> **Task instructions**: Below are some records; reproduce every one of them exactly.
┌──
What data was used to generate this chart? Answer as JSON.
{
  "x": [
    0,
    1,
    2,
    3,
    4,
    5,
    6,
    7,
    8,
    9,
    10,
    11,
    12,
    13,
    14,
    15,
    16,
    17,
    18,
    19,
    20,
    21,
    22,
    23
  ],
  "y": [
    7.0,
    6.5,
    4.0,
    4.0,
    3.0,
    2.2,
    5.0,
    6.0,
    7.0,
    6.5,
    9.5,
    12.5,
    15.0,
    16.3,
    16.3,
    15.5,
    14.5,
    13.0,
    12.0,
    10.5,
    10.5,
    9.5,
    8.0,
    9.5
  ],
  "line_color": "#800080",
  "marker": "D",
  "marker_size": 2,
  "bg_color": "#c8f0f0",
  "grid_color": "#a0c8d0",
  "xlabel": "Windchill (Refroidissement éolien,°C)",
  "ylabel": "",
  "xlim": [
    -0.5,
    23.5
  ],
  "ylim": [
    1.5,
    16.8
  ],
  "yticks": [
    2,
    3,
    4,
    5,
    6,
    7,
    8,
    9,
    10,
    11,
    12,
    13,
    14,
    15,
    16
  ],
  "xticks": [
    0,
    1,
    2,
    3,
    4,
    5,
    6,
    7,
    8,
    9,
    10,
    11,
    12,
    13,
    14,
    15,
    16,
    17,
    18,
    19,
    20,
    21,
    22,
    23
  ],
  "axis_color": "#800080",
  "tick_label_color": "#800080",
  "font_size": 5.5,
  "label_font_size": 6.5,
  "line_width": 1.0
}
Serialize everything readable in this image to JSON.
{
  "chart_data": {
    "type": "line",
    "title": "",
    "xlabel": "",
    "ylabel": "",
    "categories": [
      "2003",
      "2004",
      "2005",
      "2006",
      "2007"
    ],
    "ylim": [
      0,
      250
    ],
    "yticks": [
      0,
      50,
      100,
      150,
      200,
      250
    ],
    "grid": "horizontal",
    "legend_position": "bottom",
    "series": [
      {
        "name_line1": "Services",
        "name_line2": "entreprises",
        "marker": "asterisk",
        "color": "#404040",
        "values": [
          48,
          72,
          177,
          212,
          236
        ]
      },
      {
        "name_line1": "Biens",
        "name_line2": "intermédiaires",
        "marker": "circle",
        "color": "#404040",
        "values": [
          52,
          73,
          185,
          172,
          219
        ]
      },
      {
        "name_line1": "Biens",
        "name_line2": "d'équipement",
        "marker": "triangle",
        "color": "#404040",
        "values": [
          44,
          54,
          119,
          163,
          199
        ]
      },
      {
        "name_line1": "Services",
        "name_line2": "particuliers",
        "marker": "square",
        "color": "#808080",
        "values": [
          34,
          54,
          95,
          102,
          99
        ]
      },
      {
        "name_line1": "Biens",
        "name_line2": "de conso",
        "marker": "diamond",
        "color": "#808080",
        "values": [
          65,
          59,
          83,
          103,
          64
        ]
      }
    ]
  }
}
└──
> **Exercise response**:
What data was used to generate this chart? Answer as JSON.
{
  "x": [
    0,
    1,
    2,
    3,
    4,
    5,
    6,
    7,
    8,
    9,
    10,
    11,
    12,
    13,
    14,
    15,
    16,
    17,
    18,
    19,
    20,
    21,
    22,
    23
  ],
  "y": [
    7.0,
    6.5,
    4.0,
    4.0,
    3.0,
    2.2,
    5.0,
    6.0,
    7.0,
    6.5,
    9.5,
    12.5,
    15.0,
    16.3,
    16.3,
    15.5,
    14.5,
    13.0,
    12.0,
    10.5,
    10.5,
    9.5,
    8.0,
    9.5
  ],
  "line_color": "#800080",
  "marker": "D",
  "marker_size": 2,
  "bg_color": "#c8f0f0",
  "grid_color": "#a0c8d0",
  "xlabel": "Windchill (Refroidissement éolien,°C)",
  "ylabel": "",
  "xlim": [
    -0.5,
    23.5
  ],
  "ylim": [
    1.5,
    16.8
  ],
  "yticks": [
    2,
    3,
    4,
    5,
    6,
    7,
    8,
    9,
    10,
    11,
    12,
    13,
    14,
    15,
    16
  ],
  "xticks": [
    0,
    1,
    2,
    3,
    4,
    5,
    6,
    7,
    8,
    9,
    10,
    11,
    12,
    13,
    14,
    15,
    16,
    17,
    18,
    19,
    20,
    21,
    22,
    23
  ],
  "axis_color": "#800080",
  "tick_label_color": "#800080",
  "font_size": 5.5,
  "label_font_size": 6.5,
  "line_width": 1.0
}
Serialize everything readable in this image to JSON.
{
  "chart_data": {
    "type": "line",
    "title": "",
    "xlabel": "",
    "ylabel": "",
    "categories": [
      "2003",
      "2004",
      "2005",
      "2006",
      "2007"
    ],
    "ylim": [
      0,
      250
    ],
    "yticks": [
      0,
      50,
      100,
      150,
      200,
      250
    ],
    "grid": "horizontal",
    "legend_position": "bottom",
    "series": [
      {
        "name_line1": "Services",
        "name_line2": "entreprises",
        "marker": "asterisk",
        "color": "#404040",
        "values": [
          48,
          72,
          177,
          212,
          236
        ]
      },
      {
        "name_line1": "Biens",
        "name_line2": "intermédiaires",
        "marker": "circle",
        "color": "#404040",
        "values": [
          52,
          73,
          185,
          172,
          219
        ]
      },
      {
        "name_line1": "Biens",
        "name_line2": "d'équipement",
        "marker": "triangle",
        "color": "#404040",
        "values": [
          44,
          54,
          119,
          163,
          199
        ]
      },
      {
        "name_line1": "Services",
        "name_line2": "particuliers",
        "marker": "square",
        "color": "#808080",
        "values": [
          34,
          54,
          95,
          102,
          99
        ]
      },
      {
        "name_line1": "Biens",
        "name_line2": "de conso",
        "marker": "diamond",
        "color": "#808080",
        "values": [
          65,
          59,
          83,
          103,
          64
        ]
      }
    ]
  }
}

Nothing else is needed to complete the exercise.